STATED TASK —
Transcribe the entries that follow exactly as they appear, minus pictures.

RECORDS PROVIDED —

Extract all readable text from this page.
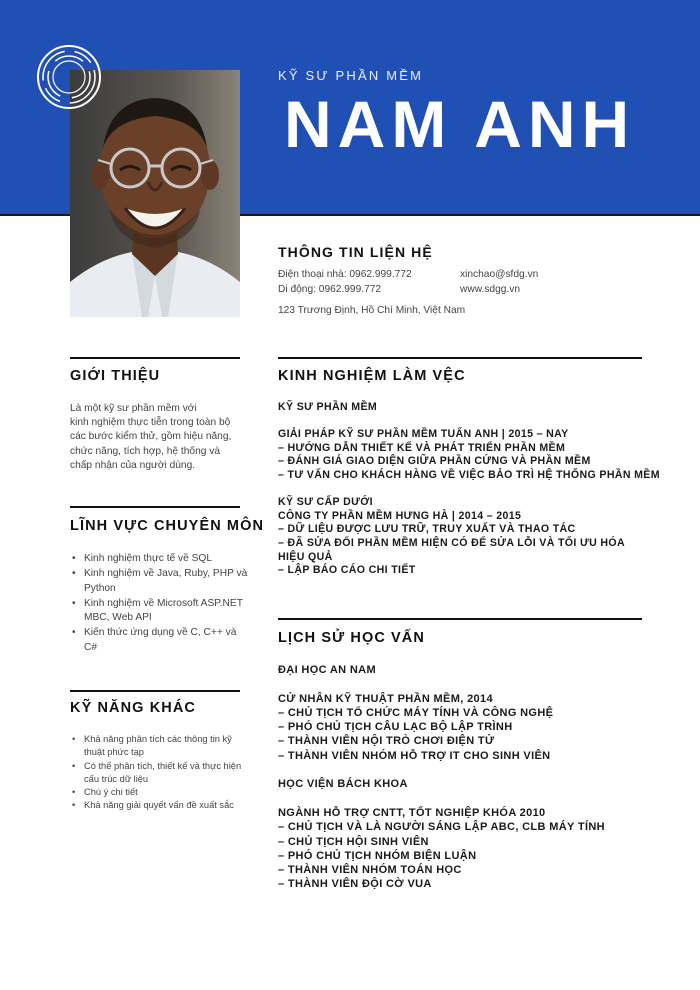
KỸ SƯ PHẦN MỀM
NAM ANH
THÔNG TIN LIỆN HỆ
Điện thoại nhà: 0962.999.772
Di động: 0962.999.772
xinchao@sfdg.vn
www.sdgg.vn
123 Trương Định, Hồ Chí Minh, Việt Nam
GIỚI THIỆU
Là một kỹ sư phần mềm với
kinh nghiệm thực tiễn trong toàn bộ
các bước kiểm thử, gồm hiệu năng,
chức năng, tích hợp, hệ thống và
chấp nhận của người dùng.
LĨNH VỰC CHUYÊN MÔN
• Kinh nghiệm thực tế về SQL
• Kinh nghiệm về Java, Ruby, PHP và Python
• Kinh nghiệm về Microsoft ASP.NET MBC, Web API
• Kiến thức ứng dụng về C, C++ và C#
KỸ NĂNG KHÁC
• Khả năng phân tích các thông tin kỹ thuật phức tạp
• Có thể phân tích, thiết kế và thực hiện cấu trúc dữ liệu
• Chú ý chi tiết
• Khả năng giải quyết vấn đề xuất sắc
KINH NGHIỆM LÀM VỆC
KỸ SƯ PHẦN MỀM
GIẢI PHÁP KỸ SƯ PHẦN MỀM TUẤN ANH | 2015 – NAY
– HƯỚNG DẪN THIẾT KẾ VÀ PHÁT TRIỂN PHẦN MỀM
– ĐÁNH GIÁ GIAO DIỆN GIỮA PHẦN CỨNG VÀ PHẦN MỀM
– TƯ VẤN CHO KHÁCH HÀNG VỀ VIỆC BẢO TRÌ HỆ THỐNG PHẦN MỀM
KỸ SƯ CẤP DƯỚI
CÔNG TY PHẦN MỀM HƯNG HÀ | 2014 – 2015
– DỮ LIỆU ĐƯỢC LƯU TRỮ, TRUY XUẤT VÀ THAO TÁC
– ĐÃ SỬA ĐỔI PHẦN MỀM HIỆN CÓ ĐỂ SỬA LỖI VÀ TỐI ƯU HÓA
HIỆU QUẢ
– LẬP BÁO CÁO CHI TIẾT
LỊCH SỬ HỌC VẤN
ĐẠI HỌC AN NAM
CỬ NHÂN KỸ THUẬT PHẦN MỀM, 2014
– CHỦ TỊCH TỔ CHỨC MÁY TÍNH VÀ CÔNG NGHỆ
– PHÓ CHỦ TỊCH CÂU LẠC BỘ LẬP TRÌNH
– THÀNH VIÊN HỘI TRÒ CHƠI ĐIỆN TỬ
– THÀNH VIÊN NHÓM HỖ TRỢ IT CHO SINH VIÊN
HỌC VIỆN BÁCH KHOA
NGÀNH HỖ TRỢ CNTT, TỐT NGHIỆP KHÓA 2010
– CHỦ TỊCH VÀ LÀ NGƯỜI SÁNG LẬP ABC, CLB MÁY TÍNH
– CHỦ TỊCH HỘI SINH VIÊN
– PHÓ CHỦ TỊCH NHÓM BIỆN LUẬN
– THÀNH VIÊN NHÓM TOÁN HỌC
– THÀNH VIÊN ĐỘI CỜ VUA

OUTPUT OF THE TASK —
Extract all readable text from this page.
KỸ SƯ PHẦN MỀM
NAM ANH
THÔNG TIN LIỆN HỆ
Điện thoại nhà: 0962.999.772
Di động: 0962.999.772
xinchao@sfdg.vn
www.sdgg.vn
123 Trương Định, Hồ Chí Minh, Việt Nam
GIỚI THIỆU
Là một kỹ sư phần mềm với
kinh nghiệm thực tiễn trong toàn bộ
các bước kiểm thử, gồm hiệu năng,
chức năng, tích hợp, hệ thống và
chấp nhận của người dùng.
LĨNH VỰC CHUYÊN MÔN
• Kinh nghiệm thực tế về SQL
• Kinh nghiệm về Java, Ruby, PHP và Python
• Kinh nghiệm về Microsoft ASP.NET MBC, Web API
• Kiến thức ứng dụng về C, C++ và C#
KỸ NĂNG KHÁC
• Khả năng phân tích các thông tin kỹ thuật phức tạp
• Có thể phân tích, thiết kế và thực hiện cấu trúc dữ liệu
• Chú ý chi tiết
• Khả năng giải quyết vấn đề xuất sắc
KINH NGHIỆM LÀM VỆC
KỸ SƯ PHẦN MỀM
GIẢI PHÁP KỸ SƯ PHẦN MỀM TUẤN ANH | 2015 – NAY
– HƯỚNG DẪN THIẾT KẾ VÀ PHÁT TRIỂN PHẦN MỀM
– ĐÁNH GIÁ GIAO DIỆN GIỮA PHẦN CỨNG VÀ PHẦN MỀM
– TƯ VẤN CHO KHÁCH HÀNG VỀ VIỆC BẢO TRÌ HỆ THỐNG PHẦN MỀM
KỸ SƯ CẤP DƯỚI
CÔNG TY PHẦN MỀM HƯNG HÀ | 2014 – 2015
– DỮ LIỆU ĐƯỢC LƯU TRỮ, TRUY XUẤT VÀ THAO TÁC
– ĐÃ SỬA ĐỔI PHẦN MỀM HIỆN CÓ ĐỂ SỬA LỖI VÀ TỐI ƯU HÓA
HIỆU QUẢ
– LẬP BÁO CÁO CHI TIẾT
LỊCH SỬ HỌC VẤN
ĐẠI HỌC AN NAM
CỬ NHÂN KỸ THUẬT PHẦN MỀM, 2014
– CHỦ TỊCH TỔ CHỨC MÁY TÍNH VÀ CÔNG NGHỆ
– PHÓ CHỦ TỊCH CÂU LẠC BỘ LẬP TRÌNH
– THÀNH VIÊN HỘI TRÒ CHƠI ĐIỆN TỬ
– THÀNH VIÊN NHÓM HỖ TRỢ IT CHO SINH VIÊN
HỌC VIỆN BÁCH KHOA
NGÀNH HỖ TRỢ CNTT, TỐT NGHIỆP KHÓA 2010
– CHỦ TỊCH VÀ LÀ NGƯỜI SÁNG LẬP ABC, CLB MÁY TÍNH
– CHỦ TỊCH HỘI SINH VIÊN
– PHÓ CHỦ TỊCH NHÓM BIỆN LUẬN
– THÀNH VIÊN NHÓM TOÁN HỌC
– THÀNH VIÊN ĐỘI CỜ VUA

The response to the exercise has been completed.